— Begin SUPPLIED MATERIAL —

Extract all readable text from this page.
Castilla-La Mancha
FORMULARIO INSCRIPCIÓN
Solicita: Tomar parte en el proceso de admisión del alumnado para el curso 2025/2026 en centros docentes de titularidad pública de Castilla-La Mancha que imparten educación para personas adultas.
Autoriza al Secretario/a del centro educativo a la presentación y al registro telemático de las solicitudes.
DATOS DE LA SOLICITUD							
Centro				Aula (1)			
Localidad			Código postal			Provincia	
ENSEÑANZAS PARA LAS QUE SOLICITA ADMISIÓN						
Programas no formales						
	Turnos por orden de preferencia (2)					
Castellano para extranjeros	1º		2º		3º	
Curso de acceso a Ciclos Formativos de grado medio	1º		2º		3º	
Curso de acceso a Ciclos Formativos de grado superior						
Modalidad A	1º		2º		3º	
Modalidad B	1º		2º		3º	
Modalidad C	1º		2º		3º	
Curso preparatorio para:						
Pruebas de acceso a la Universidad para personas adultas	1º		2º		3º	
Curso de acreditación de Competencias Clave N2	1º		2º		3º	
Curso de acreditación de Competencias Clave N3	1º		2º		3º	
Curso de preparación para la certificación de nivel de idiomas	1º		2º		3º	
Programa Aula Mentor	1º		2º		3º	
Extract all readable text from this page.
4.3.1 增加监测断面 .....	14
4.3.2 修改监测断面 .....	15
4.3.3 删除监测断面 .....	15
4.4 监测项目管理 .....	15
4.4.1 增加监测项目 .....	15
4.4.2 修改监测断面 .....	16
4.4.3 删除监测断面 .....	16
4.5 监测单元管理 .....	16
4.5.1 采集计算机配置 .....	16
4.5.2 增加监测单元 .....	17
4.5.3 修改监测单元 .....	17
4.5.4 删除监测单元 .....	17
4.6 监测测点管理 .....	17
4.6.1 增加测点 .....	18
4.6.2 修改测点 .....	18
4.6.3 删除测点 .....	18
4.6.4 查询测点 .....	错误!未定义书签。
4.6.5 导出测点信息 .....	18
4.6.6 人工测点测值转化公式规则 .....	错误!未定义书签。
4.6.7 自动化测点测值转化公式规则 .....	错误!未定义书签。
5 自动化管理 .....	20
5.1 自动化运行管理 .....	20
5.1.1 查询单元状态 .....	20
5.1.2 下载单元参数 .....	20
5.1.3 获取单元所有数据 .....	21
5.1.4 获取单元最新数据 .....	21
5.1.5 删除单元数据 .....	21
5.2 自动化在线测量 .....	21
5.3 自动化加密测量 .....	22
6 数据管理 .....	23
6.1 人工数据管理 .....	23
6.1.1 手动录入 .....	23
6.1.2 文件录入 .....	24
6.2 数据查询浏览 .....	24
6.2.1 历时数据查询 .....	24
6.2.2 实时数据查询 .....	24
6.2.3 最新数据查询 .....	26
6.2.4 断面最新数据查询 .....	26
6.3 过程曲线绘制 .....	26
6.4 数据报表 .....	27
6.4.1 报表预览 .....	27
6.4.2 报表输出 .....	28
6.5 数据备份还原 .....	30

— End SUPPLIED MATERIAL —

* **EXERCISE TASK**
Set down all of the data above, word for word.

* **EXERCISE ANSWER**
Extract all readable text from this page.
Castilla-La Mancha
FORMULARIO INSCRIPCIÓN
Solicita: Tomar parte en el proceso de admisión del alumnado para el curso 2025/2026 en centros docentes de titularidad pública de Castilla-La Mancha que imparten educación para personas adultas.
Autoriza al Secretario/a del centro educativo a la presentación y al registro telemático de las solicitudes.
DATOS DE LA SOLICITUD							
Centro				Aula (1)			
Localidad			Código postal			Provincia	
ENSEÑANZAS PARA LAS QUE SOLICITA ADMISIÓN						
Programas no formales						
	Turnos por orden de preferencia (2)					
Castellano para extranjeros	1º		2º		3º	
Curso de acceso a Ciclos Formativos de grado medio	1º		2º		3º	
Curso de acceso a Ciclos Formativos de grado superior						
Modalidad A	1º		2º		3º	
Modalidad B	1º		2º		3º	
Modalidad C	1º		2º		3º	
Curso preparatorio para:						
Pruebas de acceso a la Universidad para personas adultas	1º		2º		3º	
Curso de acreditación de Competencias Clave N2	1º		2º		3º	
Curso de acreditación de Competencias Clave N3	1º		2º		3º	
Curso de preparación para la certificación de nivel de idiomas	1º		2º		3º	
Programa Aula Mentor	1º		2º		3º	
Extract all readable text from this page.
4.3.1 增加监测断面 .....	14
4.3.2 修改监测断面 .....	15
4.3.3 删除监测断面 .....	15
4.4 监测项目管理 .....	15
4.4.1 增加监测项目 .....	15
4.4.2 修改监测断面 .....	16
4.4.3 删除监测断面 .....	16
4.5 监测单元管理 .....	16
4.5.1 采集计算机配置 .....	16
4.5.2 增加监测单元 .....	17
4.5.3 修改监测单元 .....	17
4.5.4 删除监测单元 .....	17
4.6 监测测点管理 .....	17
4.6.1 增加测点 .....	18
4.6.2 修改测点 .....	18
4.6.3 删除测点 .....	18
4.6.4 查询测点 .....	错误!未定义书签。
4.6.5 导出测点信息 .....	18
4.6.6 人工测点测值转化公式规则 .....	错误!未定义书签。
4.6.7 自动化测点测值转化公式规则 .....	错误!未定义书签。
5 自动化管理 .....	20
5.1 自动化运行管理 .....	20
5.1.1 查询单元状态 .....	20
5.1.2 下载单元参数 .....	20
5.1.3 获取单元所有数据 .....	21
5.1.4 获取单元最新数据 .....	21
5.1.5 删除单元数据 .....	21
5.2 自动化在线测量 .....	21
5.3 自动化加密测量 .....	22
6 数据管理 .....	23
6.1 人工数据管理 .....	23
6.1.1 手动录入 .....	23
6.1.2 文件录入 .....	24
6.2 数据查询浏览 .....	24
6.2.1 历时数据查询 .....	24
6.2.2 实时数据查询 .....	24
6.2.3 最新数据查询 .....	26
6.2.4 断面最新数据查询 .....	26
6.3 过程曲线绘制 .....	26
6.4 数据报表 .....	27
6.4.1 报表预览 .....	27
6.4.2 报表输出 .....	28
6.5 数据备份还原 .....	30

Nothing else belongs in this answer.